SUPPLIED PASSAGE >>
┏━━
Free Credit Repair: Just Do It Yourself!Take control of your credit and save thousands with a few postage stamps. Really...
So you may have a discrepancy or more on your credit report. So do 42 million others, as estimated by the Federal Trade Commission. You may not need credit now or in the near future, such as a credit card, mortgage loan, or a auto loan. So why would you need to fix problems on a credit report. I will tell you why:
One basic example is convincing enough: If you purchased a home for $200,000 on a 30 year mortgage, a lender will likely pull all three reports from the major bureaus: Experian, Equifax, and TransUnion. If you have bad marks on your report(s) your interest rate will be affected. Take a look at the below figures that are likely to be real-world figures for someone with good credit, and someone that's credit isn't perfect:
Monthly Mortgage Payment #1 (With a Positive Credit Report):
$1,330.60 (@ 7% APR)
Monthly Mortgage Payment #2 (With a Negative Credit Report) $1,904.65 (@ 11% APR)
Are a few postage stamps and a little bit of your time worth a better credit record? Is that worth $574 per month (or $206,640 in accumulative extra payments) for 30 years? I can think of allot of better things to spend over $200,000 on.
With or without discrepancies on your credit record, good credit, or less than perfect - by reading this guide and taking appropriate measures, you can provide a better credit record and savings that may just last forever.Let's Get Started... "The Reality of Credit and Credit Repair."
┗━━
QUESTIONS >>
- 1) In the credit repair guide, why should someone who needs no credit soon still fix problems on a credit report? Answer in one to three sentences.
- 2) Continue the credit repair guide, beginning with the section it introduces last, "The Reality of Credit and Credit Repair."

DATA SECTION >>
┏━━
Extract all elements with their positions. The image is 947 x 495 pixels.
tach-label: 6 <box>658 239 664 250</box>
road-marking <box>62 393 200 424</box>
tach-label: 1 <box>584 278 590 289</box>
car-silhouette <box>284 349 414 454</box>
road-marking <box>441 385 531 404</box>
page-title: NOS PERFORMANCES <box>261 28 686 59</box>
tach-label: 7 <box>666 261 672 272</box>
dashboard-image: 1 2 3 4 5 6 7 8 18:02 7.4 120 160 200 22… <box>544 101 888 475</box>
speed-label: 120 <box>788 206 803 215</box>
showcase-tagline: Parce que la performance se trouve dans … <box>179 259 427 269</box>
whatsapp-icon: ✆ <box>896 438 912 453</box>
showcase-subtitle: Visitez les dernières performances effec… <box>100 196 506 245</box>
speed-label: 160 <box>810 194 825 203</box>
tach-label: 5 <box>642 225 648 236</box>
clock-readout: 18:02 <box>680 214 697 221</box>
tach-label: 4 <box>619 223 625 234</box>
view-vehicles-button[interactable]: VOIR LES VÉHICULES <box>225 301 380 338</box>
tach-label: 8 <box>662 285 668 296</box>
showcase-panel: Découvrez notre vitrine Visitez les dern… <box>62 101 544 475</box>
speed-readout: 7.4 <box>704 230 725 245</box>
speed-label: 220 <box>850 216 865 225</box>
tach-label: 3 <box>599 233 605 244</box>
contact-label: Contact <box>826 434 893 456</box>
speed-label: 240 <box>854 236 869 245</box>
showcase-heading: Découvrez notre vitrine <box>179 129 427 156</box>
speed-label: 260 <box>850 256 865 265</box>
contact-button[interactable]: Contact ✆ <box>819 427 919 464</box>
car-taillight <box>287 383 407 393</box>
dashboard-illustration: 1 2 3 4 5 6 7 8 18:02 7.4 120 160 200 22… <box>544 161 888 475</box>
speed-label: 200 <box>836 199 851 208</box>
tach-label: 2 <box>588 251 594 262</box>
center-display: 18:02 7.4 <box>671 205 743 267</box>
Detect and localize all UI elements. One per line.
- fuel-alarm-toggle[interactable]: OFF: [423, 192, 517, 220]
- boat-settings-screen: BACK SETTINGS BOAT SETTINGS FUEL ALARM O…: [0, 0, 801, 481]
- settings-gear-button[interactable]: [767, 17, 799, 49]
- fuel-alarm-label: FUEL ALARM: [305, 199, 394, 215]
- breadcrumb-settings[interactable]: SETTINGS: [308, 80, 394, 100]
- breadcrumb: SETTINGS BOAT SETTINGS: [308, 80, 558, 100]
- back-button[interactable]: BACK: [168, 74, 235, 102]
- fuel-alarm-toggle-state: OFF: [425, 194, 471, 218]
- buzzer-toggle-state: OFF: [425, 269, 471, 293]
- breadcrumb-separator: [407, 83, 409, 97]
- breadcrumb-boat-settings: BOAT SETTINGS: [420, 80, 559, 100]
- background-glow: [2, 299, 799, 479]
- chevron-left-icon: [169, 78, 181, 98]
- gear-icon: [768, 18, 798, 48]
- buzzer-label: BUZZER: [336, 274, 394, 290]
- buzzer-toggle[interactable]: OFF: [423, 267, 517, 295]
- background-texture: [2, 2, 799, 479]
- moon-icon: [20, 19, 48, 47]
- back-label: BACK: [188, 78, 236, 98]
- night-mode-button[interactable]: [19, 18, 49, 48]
┗━━
OUTPUTS IN ORDER >>
- 1) Bad marks on a credit report raise the interest rate a lender charges. In the guide's example of a $200,000, 30-year mortgage, the monthly payment is $1,330.60 at 7% APR with a positive report and $1,904.65 at 11% APR with a negative one. That is about $574 more each month, or $206,640 over 30 years.

- 2)
If Information Technology (IT) has spawned a "Big Brother", many would name the credit reporting industry as that entity. Nearly everyone with a social security number in America is tracked by Equifax, Experian and TransUnion. the three major credit bureaus. They compile files called credit reports which can either "make or break you" when you're applying for a mortgage, car loan, credit cards... and many times, insurance, as a tenant, for a security clearance, or a new job.
Credit reporting is a business, not a law or the result of legislation empowering creditors and lenders to check up on you as a prospective customer or borrower. However, over several decades it has evolved into a formidable information bank... the standard "go to" for credit granters or creditors... which can greatly impact your financial well-being and success. The Federal Trade Commission (FTC), through the Fair Credit Reporting Act, has been empowered to monitor and oversee the conduct and practices of the credit reporting industry. So to some extent, the FTC is the mediator between you, the consumer, and the three major credit bureaus.
Under the present law, the credit bureaus right to sell information about you without your permission comes with the responsibility to be able to verify or substantiate the information being reported - when it's disputed or challenged.
What many find unsettling is that virtually anyone who's determined enough to get your credit report can. A little more disturbing is the fact that credit reports are very often filled with mistakes and erroneous information. In fact, it's been estimated that around 70% of all credit reports are reporting inaccurate information.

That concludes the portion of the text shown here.